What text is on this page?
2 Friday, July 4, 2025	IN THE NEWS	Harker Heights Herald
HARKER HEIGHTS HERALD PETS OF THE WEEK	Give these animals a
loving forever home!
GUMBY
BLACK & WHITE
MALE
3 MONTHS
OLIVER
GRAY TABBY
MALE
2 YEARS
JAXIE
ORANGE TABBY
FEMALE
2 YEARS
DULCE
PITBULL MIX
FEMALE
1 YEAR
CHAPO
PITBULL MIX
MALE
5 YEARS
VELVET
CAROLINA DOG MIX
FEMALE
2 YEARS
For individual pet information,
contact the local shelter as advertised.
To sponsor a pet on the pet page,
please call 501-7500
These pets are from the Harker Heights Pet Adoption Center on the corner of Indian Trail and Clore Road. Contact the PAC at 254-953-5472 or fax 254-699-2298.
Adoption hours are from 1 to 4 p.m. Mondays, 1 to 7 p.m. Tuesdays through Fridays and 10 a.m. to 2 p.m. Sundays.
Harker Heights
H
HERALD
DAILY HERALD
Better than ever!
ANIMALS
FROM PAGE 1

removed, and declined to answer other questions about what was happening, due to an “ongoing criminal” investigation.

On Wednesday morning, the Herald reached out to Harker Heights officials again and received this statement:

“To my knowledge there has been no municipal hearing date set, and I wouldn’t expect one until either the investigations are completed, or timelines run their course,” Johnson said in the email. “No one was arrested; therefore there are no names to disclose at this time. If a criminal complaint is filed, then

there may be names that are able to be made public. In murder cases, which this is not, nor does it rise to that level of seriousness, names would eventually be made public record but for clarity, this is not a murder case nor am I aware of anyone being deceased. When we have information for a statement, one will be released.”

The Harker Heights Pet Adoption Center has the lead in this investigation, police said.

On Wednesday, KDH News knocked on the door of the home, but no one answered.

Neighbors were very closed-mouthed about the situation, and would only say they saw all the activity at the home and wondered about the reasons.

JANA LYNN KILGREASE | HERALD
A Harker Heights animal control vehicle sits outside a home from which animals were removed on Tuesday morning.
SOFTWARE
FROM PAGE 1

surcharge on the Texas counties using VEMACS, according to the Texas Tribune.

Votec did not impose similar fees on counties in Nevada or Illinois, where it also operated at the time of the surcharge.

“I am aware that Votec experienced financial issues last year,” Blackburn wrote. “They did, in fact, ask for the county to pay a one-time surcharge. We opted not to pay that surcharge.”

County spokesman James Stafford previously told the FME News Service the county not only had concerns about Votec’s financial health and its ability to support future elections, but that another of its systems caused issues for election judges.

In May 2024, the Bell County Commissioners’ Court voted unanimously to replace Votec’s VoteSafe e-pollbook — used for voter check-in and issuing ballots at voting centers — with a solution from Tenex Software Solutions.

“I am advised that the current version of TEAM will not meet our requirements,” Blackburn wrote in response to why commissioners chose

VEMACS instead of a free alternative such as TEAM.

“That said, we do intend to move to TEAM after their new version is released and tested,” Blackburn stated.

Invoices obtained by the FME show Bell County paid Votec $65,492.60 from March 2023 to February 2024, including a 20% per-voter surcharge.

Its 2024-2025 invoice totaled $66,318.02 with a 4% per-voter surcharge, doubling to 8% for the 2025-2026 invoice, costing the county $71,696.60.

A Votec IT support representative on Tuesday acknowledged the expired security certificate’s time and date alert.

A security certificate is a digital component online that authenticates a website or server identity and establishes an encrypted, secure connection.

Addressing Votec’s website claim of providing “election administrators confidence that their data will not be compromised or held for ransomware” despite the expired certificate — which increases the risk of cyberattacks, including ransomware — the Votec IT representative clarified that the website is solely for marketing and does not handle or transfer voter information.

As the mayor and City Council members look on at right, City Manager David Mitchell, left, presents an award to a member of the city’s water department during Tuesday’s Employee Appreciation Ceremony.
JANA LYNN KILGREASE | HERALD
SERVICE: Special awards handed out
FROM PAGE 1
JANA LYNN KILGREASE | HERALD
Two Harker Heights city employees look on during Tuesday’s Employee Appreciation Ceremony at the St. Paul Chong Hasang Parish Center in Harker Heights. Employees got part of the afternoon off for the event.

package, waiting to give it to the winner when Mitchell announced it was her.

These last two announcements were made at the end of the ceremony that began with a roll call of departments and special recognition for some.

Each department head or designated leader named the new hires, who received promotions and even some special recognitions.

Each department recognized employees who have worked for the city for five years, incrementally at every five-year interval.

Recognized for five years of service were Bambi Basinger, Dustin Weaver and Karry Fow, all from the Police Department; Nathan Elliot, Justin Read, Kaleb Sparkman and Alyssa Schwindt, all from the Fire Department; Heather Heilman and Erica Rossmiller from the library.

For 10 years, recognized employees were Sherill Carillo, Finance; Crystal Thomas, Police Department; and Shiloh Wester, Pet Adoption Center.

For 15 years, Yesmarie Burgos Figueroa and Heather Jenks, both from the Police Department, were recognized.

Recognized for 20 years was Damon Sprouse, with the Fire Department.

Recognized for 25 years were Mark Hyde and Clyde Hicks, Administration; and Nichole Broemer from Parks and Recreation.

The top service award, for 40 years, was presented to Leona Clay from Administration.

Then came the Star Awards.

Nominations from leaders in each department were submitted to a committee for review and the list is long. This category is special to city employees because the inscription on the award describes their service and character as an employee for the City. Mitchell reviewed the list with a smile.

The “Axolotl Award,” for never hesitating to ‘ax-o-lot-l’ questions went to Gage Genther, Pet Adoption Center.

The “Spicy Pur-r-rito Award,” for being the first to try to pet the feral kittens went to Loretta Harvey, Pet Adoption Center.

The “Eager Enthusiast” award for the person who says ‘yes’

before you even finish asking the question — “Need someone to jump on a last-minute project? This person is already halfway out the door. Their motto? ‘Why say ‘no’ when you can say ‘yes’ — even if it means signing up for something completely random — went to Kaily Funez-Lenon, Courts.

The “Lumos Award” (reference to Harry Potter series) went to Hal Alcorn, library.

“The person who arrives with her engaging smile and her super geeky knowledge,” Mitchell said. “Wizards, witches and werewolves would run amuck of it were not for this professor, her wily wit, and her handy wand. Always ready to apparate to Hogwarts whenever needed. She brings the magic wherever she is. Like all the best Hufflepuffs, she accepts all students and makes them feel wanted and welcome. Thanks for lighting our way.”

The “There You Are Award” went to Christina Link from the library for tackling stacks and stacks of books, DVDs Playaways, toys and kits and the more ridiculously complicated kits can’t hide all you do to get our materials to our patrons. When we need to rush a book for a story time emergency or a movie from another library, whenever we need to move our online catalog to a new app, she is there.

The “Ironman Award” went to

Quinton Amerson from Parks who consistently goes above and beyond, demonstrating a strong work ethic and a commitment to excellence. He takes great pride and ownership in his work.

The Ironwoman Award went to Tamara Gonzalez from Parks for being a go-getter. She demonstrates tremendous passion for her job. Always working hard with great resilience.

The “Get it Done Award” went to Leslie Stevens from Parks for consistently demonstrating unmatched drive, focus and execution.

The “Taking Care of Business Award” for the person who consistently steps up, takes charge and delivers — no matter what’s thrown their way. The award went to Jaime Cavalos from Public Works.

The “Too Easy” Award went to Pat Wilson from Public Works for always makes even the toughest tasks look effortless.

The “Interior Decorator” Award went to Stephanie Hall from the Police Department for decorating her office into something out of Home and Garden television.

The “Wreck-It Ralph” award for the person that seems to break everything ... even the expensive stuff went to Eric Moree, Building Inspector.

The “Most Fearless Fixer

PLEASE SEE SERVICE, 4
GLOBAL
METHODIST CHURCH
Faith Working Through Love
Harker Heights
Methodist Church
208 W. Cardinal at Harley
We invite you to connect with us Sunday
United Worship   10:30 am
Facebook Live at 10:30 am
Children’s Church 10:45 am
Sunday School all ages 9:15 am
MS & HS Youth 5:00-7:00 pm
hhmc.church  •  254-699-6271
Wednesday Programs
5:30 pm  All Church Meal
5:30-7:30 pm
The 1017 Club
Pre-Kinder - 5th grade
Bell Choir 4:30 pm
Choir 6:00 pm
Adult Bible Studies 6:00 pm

--

WHAT YOU NEED TO DO :: Locate and copy each line in the data above that includes the word "questions".

WRITTEN REPLY ::
removed, and declined to answer other questions about what was happening, due to an “ongoing criminal” investigation.
The “Axolotl Award,” for never hesitating to ‘ax-o-lot-l’ questions went to Gage Genther, Pet Adoption Center.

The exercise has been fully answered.